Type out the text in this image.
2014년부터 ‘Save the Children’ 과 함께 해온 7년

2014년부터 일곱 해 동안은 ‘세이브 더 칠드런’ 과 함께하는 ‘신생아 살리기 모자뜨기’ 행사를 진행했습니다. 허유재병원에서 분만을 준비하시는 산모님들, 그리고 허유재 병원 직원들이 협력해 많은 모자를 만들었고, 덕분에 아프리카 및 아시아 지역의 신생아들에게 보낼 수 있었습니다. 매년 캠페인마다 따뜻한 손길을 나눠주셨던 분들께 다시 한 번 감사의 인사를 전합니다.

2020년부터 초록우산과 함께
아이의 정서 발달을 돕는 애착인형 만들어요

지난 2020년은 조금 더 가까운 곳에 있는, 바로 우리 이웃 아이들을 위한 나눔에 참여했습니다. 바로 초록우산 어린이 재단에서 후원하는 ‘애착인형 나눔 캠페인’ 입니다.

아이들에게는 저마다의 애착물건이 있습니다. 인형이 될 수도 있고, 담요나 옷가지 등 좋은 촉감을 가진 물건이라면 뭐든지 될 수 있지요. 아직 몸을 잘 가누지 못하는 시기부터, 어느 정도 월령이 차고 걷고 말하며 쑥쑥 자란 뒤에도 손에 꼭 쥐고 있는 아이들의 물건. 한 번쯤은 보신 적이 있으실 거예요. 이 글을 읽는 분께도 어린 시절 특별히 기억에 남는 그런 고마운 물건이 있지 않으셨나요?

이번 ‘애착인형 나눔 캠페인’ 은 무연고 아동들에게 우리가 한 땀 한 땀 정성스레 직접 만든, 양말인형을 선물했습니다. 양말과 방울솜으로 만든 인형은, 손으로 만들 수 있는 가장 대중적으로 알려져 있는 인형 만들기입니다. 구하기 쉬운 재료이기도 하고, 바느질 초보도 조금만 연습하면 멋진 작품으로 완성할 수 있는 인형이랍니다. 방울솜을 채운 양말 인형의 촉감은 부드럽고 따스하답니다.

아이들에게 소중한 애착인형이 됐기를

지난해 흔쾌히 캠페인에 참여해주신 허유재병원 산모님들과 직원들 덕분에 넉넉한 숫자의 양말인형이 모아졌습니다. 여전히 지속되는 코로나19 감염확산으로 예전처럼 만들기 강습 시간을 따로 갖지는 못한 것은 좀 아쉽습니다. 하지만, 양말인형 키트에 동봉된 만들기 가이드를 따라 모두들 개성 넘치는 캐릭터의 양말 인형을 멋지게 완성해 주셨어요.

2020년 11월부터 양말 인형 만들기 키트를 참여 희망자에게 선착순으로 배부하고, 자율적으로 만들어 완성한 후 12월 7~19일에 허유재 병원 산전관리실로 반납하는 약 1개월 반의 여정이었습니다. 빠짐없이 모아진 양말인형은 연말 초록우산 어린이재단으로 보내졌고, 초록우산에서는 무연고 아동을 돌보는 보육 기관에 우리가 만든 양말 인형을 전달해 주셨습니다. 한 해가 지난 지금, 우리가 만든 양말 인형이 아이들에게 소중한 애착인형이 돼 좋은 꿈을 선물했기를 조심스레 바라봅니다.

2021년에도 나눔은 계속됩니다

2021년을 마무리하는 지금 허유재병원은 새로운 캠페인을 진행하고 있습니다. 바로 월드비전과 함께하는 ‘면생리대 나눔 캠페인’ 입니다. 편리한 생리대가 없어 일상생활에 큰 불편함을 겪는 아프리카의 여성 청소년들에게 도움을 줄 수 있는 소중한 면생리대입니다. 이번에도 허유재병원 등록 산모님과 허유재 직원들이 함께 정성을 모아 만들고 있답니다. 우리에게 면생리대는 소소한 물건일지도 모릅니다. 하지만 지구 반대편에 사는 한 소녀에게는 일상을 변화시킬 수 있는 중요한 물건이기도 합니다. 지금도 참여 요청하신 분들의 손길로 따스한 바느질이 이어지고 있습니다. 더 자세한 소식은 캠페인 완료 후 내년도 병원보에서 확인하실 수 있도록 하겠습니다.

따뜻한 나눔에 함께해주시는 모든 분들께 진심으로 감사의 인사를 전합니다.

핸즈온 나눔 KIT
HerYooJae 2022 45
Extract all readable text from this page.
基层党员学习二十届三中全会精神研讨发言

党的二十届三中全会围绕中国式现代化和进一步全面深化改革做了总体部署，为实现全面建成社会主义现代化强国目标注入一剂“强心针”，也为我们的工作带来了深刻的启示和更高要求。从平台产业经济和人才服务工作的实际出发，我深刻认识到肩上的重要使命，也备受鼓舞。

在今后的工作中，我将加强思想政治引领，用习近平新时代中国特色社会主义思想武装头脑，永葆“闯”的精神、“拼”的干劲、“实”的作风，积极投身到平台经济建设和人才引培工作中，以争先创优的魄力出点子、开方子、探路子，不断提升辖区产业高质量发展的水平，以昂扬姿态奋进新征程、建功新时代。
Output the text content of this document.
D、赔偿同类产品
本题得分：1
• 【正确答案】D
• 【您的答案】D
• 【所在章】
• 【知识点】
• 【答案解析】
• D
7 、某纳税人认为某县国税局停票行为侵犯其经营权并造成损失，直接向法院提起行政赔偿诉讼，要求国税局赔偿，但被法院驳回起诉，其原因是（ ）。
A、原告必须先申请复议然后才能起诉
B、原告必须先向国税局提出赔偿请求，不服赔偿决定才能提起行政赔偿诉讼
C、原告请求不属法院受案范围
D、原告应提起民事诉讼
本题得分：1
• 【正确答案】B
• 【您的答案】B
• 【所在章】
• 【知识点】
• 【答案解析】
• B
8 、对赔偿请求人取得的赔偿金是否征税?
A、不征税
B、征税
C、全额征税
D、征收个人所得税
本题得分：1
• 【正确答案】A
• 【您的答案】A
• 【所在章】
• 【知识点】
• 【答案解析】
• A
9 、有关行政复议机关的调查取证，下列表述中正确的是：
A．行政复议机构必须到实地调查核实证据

• Problem description: Read the entries and select each line where the word "전합니다" is found.

• Written response:
2014년부터 일곱 해 동안은 ‘세이브 더 칠드런’ 과 함께하는 ‘신생아 살리기 모자뜨기’ 행사를 진행했습니다. 허유재병원에서 분만을 준비하시는 산모님들, 그리고 허유재 병원 직원들이 협력해 많은 모자를 만들었고, 덕분에 아프리카 및 아시아 지역의 신생아들에게 보낼 수 있었습니다. 매년 캠페인마다 따뜻한 손길을 나눠주셨던 분들께 다시 한 번 감사의 인사를 전합니다.
따뜻한 나눔에 함께해주시는 모든 분들께 진심으로 감사의 인사를 전합니다.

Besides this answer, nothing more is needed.